§ **DIRECTIONS FOR THIS TASK**: Each line that contains the word "determination" is to be copied from the records below.

§ **DATA TO EXAMINE**:
*** Begin section ***

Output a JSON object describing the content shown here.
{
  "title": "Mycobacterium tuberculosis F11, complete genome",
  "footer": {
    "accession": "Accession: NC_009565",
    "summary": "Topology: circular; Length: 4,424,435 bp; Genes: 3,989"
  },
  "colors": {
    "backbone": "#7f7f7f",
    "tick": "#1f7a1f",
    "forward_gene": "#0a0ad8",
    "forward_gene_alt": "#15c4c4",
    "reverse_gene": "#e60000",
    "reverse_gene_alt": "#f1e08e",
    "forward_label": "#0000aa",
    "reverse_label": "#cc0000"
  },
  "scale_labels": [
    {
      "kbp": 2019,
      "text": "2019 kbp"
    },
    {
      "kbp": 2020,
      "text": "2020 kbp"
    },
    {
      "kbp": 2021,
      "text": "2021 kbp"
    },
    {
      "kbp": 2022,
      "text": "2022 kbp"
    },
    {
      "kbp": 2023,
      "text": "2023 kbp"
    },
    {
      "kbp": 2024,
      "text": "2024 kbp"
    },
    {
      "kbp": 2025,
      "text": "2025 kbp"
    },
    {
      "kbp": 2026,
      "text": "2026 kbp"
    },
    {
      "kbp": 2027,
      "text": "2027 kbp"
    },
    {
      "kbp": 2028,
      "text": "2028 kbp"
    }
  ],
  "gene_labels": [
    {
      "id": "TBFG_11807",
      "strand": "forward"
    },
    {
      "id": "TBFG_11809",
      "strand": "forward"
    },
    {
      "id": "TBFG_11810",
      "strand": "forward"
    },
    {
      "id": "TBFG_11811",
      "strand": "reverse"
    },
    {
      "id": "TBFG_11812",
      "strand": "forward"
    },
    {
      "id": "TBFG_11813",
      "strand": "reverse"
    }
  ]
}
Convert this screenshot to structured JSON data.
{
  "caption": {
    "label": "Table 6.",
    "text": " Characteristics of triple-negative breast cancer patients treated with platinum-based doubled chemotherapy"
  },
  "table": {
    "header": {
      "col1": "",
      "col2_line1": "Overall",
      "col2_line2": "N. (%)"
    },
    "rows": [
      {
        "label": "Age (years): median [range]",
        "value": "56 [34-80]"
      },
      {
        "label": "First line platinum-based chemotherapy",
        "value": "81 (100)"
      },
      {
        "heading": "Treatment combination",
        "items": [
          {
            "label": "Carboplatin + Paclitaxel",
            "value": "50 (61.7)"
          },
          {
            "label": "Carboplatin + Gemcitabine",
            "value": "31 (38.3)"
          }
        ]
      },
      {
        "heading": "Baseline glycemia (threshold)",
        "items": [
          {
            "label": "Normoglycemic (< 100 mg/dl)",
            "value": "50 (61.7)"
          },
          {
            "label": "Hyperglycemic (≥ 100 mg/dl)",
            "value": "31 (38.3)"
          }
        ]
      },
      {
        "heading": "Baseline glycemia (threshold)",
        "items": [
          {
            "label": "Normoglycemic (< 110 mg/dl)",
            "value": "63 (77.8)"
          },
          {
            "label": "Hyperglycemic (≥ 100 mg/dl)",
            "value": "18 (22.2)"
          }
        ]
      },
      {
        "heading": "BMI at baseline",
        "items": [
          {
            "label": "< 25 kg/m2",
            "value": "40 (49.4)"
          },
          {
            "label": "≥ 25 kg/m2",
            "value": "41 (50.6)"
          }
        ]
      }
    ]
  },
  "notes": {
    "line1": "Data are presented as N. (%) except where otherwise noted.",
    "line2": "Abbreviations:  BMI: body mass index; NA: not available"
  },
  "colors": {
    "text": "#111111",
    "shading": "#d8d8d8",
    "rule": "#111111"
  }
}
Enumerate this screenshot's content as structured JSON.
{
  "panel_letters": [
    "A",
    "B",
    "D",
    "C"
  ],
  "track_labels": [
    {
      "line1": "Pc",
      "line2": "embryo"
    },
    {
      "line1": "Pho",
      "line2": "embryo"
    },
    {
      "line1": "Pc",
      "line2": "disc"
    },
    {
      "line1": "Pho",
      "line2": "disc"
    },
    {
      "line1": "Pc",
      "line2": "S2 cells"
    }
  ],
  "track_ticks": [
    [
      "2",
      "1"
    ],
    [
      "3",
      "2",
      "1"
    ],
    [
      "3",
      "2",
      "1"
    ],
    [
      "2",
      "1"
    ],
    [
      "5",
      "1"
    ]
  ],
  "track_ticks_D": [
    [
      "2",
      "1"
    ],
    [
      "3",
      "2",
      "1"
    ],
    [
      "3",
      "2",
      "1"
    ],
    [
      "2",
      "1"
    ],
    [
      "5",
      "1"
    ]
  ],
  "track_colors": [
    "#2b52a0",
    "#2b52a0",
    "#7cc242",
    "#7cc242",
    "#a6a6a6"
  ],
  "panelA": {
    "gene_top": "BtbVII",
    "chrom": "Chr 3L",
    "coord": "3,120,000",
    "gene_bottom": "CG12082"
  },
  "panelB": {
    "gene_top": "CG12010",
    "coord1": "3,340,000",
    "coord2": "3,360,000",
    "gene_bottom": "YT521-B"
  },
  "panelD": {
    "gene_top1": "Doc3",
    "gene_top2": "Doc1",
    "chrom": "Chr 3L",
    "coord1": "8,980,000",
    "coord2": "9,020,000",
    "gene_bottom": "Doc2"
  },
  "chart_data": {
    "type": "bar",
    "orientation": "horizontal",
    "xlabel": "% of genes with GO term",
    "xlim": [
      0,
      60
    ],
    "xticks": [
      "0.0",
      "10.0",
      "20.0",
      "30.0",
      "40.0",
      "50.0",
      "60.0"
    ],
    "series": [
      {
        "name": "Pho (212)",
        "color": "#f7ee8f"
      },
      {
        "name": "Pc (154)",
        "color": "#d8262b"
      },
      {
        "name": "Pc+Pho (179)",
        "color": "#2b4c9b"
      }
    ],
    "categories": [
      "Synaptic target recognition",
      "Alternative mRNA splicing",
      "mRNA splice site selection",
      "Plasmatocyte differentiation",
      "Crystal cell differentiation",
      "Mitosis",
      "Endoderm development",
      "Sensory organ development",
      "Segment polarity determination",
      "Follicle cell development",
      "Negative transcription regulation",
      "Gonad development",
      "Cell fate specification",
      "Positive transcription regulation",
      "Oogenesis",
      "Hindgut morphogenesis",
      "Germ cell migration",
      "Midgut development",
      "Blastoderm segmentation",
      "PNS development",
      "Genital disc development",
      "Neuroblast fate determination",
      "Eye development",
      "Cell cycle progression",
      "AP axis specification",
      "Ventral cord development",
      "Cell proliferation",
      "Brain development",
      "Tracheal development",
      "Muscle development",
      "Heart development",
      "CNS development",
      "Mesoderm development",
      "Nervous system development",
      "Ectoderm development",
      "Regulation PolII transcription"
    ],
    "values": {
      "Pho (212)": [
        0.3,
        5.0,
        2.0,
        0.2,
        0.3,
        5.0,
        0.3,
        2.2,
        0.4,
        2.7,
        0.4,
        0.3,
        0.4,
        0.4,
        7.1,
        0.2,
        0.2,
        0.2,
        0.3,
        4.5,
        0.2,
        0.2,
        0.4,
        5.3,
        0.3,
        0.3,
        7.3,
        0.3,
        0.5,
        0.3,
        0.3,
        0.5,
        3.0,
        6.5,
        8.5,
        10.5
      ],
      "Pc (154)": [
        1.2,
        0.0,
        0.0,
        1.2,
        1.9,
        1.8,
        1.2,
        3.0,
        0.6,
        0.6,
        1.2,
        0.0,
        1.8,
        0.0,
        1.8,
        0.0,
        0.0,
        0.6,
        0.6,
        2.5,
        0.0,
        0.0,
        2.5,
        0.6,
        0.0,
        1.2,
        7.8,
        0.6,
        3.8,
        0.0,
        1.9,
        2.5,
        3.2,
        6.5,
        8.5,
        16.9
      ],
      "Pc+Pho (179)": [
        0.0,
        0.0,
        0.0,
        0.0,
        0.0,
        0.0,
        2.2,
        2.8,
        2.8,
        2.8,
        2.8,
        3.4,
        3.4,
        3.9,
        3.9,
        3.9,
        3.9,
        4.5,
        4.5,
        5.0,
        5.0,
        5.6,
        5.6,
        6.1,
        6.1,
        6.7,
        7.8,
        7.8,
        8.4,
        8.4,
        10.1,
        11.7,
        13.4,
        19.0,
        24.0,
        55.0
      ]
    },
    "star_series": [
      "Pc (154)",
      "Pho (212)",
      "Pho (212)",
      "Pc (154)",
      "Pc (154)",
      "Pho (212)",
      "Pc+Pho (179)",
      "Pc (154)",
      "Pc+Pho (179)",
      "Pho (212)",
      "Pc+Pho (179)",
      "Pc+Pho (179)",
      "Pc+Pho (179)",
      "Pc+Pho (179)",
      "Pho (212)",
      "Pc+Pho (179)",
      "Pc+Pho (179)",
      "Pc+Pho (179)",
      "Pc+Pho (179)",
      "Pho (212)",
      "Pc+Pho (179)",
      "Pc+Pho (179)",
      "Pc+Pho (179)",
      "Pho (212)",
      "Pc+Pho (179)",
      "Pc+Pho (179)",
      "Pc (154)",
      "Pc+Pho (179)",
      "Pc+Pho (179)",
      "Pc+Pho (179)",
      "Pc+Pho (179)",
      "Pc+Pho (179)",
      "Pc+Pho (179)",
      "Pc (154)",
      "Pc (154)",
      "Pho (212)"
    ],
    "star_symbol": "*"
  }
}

*** End section ***

§ **YOUR SOLUTION**:
      "Segment polarity determination",
      "Neuroblast fate determination",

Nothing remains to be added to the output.